Exercise objective:
Keep only the lines of the listing that include the word "screenshot", and copy them.
Available records start
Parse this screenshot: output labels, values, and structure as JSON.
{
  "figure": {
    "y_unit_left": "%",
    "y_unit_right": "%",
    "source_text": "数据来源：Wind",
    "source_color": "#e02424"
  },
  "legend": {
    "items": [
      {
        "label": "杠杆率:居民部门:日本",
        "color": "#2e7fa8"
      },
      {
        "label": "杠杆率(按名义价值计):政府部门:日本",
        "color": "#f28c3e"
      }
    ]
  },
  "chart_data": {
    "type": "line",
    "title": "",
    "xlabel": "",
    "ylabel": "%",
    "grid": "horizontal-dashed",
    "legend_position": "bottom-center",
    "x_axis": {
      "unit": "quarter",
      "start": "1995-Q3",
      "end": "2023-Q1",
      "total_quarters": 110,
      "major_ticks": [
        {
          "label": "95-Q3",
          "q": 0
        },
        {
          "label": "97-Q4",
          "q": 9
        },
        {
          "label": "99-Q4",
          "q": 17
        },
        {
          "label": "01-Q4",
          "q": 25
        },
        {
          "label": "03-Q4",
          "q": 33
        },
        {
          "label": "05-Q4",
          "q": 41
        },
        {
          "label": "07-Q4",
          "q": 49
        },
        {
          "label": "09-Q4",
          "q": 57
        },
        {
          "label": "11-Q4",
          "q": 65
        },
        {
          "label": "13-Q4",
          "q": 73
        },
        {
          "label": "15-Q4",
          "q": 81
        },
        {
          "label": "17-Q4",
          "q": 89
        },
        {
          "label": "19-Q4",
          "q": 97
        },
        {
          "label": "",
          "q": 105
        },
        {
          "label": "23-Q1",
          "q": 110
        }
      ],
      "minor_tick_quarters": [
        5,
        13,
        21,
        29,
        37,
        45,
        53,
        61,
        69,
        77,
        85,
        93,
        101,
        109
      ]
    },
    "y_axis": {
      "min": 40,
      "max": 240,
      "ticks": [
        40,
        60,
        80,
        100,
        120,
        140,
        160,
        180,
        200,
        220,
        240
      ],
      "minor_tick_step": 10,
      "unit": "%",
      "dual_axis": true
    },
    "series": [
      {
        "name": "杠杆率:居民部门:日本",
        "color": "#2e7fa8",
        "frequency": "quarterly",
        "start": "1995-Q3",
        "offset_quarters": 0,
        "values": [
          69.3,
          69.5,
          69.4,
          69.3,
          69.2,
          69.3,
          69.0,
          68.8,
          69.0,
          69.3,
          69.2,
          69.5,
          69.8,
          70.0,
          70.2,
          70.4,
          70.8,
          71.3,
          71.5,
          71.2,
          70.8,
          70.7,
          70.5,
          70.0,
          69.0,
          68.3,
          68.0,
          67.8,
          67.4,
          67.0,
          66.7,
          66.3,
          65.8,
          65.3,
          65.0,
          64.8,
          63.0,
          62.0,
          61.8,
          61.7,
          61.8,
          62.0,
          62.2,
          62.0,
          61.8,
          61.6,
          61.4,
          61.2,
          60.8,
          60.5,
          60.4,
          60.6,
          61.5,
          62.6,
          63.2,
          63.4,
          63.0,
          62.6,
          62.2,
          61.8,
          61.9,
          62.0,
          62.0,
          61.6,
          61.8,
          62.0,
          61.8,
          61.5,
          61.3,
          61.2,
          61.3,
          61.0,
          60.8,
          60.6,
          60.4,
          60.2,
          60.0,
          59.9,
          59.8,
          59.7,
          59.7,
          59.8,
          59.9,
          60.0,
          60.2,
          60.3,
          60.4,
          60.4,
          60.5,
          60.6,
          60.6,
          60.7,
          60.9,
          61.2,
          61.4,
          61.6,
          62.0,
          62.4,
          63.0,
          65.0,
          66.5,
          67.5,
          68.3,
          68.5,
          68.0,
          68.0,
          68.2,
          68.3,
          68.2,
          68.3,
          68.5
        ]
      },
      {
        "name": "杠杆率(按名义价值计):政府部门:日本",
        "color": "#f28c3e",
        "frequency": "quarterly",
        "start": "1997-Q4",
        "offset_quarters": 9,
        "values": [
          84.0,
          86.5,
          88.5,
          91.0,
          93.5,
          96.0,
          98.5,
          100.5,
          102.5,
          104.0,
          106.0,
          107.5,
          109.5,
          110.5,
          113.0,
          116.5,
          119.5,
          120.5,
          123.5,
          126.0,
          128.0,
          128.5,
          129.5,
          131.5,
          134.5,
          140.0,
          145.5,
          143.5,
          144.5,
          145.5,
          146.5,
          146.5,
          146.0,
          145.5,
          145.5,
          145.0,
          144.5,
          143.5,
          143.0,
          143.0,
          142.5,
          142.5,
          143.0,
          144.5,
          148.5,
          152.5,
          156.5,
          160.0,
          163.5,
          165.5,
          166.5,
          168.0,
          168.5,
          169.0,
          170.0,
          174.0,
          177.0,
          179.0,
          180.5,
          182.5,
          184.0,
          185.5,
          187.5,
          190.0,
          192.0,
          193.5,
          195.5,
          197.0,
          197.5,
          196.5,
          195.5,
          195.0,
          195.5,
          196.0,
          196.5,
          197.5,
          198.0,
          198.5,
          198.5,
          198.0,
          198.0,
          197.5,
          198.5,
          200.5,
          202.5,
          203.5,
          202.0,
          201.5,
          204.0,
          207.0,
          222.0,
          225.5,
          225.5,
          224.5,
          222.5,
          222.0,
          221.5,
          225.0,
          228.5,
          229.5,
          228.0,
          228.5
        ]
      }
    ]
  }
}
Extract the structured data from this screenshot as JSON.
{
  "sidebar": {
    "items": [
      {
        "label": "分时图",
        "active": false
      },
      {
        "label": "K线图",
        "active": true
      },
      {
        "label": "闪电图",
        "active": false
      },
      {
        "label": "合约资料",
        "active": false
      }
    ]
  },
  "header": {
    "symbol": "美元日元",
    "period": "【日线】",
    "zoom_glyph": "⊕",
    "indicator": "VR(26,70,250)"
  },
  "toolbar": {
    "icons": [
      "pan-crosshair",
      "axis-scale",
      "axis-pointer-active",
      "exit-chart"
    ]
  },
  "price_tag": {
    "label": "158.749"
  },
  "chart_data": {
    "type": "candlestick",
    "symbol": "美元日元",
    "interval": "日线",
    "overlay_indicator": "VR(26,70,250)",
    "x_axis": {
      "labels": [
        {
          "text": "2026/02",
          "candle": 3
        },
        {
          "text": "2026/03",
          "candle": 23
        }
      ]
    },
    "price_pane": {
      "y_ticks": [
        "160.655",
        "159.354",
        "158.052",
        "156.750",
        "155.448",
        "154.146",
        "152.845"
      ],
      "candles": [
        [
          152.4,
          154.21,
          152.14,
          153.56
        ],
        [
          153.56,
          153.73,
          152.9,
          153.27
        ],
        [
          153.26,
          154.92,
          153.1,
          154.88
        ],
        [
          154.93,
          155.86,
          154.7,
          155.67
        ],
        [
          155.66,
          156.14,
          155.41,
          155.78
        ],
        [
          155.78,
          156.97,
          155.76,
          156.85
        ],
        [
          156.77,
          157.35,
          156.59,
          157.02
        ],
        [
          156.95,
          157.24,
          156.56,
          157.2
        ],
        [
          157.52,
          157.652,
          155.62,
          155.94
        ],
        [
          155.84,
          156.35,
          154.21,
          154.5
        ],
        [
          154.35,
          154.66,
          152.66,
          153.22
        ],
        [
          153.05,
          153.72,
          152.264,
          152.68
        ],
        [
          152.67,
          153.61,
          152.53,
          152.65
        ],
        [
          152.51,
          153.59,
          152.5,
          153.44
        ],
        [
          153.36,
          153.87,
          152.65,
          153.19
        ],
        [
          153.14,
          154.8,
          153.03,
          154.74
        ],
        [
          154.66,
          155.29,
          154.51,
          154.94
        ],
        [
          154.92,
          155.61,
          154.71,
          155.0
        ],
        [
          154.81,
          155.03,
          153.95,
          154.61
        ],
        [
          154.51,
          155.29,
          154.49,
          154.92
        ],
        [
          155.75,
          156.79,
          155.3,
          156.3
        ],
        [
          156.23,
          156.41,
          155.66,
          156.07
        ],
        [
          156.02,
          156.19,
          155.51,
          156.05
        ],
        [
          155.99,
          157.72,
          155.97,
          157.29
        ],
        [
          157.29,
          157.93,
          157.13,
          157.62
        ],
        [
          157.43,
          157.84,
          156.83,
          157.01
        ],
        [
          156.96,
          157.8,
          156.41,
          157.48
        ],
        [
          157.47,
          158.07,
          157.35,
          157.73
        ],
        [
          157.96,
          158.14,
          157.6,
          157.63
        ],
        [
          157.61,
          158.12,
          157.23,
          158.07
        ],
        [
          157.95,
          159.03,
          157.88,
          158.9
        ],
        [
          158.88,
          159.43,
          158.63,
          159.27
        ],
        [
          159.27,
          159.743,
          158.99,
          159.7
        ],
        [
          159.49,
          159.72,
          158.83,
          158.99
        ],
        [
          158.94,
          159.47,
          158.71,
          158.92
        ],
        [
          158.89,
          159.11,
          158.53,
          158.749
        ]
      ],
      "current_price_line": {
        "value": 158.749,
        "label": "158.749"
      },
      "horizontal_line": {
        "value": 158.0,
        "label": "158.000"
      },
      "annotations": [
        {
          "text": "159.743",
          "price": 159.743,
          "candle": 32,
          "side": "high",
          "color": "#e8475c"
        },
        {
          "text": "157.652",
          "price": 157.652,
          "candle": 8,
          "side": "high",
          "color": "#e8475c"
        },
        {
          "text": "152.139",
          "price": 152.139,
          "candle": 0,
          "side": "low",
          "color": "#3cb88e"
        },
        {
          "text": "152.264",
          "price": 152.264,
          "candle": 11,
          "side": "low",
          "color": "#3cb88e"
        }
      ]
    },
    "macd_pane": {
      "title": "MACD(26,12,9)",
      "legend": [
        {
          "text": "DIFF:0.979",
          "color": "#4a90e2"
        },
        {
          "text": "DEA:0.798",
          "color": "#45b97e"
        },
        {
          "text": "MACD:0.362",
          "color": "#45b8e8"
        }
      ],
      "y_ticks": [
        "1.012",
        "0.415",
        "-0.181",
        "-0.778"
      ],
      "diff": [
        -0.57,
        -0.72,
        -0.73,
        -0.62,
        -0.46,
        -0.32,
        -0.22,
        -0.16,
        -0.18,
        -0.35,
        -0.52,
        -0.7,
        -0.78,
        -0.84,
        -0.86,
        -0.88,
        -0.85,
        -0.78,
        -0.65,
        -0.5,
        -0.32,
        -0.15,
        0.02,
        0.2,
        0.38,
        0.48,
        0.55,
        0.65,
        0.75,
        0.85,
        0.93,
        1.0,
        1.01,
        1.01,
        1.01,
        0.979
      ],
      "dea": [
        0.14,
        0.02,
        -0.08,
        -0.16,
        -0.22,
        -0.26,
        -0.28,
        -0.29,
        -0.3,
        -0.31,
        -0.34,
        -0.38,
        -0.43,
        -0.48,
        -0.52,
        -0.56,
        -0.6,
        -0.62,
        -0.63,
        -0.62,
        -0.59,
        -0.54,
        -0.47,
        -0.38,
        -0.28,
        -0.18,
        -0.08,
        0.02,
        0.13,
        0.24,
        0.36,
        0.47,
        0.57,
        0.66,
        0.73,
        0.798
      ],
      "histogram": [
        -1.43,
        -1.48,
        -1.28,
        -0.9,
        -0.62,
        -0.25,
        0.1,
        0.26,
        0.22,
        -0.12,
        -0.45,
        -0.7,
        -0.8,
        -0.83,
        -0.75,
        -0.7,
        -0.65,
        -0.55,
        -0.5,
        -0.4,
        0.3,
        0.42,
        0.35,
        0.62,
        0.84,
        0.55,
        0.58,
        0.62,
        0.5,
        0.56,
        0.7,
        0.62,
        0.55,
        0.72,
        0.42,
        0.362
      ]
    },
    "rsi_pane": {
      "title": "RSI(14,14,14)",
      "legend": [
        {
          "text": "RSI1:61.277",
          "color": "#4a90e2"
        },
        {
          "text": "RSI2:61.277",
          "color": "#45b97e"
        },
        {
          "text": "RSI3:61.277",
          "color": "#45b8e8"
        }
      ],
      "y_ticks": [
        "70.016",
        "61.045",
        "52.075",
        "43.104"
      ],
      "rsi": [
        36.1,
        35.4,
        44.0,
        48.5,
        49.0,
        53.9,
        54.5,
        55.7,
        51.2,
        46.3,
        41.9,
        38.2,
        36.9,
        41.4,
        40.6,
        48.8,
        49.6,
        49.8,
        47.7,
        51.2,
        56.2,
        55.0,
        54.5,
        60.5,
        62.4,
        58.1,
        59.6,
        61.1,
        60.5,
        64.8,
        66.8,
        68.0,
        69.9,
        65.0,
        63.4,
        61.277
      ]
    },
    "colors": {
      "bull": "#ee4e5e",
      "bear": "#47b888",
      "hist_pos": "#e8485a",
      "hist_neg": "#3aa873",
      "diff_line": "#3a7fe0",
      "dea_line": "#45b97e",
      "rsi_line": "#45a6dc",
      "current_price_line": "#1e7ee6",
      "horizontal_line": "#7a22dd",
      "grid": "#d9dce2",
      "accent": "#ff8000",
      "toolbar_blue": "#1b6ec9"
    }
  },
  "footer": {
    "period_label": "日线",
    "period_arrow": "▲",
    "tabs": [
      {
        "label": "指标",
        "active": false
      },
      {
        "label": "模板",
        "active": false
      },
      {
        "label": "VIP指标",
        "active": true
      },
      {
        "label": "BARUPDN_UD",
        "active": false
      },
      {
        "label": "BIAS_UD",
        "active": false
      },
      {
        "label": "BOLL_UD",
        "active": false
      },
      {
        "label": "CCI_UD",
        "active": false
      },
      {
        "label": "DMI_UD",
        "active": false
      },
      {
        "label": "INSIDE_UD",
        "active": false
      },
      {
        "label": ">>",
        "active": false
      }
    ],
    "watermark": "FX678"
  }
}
Available records end
The output:
Parse this screenshot: output labels, values, and structure as JSON.
Extract the structured data from this screenshot as JSON.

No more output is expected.